→ THE EXERCISE
Tell how many lines in the data below hold the string "Break"; give nothing but the number.

→ RECORDS PROVIDED
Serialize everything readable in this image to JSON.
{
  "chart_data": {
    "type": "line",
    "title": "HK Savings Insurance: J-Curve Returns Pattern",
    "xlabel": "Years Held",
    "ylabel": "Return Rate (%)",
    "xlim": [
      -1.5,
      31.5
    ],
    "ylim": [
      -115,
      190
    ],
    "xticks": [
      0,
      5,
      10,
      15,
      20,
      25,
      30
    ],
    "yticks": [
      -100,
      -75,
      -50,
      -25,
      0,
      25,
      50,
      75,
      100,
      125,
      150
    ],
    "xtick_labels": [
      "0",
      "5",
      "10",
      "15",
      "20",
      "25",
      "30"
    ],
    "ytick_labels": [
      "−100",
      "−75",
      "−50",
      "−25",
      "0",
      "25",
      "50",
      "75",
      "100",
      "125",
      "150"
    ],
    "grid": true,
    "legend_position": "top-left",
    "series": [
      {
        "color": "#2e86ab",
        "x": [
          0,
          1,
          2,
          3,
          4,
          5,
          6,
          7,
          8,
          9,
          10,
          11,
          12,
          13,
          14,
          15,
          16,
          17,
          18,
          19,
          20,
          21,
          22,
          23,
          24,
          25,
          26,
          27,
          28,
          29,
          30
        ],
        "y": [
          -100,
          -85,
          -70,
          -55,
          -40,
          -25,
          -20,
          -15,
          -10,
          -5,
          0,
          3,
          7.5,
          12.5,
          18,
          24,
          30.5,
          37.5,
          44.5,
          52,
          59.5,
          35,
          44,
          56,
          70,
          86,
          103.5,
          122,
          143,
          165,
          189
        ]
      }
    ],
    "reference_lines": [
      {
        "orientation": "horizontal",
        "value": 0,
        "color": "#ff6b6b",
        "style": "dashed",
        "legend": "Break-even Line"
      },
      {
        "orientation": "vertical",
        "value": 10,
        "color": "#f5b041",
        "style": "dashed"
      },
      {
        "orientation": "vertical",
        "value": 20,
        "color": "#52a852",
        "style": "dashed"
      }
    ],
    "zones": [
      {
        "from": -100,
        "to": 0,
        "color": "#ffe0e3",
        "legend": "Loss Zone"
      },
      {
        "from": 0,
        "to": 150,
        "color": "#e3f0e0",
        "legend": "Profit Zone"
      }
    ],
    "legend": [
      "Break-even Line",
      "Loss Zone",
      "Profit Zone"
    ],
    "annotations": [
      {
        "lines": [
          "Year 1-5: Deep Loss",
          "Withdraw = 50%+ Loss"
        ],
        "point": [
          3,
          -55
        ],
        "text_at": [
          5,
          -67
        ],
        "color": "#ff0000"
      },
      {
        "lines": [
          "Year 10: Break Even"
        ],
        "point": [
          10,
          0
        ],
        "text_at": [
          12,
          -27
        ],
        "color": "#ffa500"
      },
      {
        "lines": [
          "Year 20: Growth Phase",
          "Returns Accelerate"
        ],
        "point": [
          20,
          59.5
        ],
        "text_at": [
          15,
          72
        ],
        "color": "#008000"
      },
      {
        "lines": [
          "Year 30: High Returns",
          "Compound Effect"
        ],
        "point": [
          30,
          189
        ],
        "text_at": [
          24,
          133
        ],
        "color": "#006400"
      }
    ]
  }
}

→ COMPLETED EXERCISE
3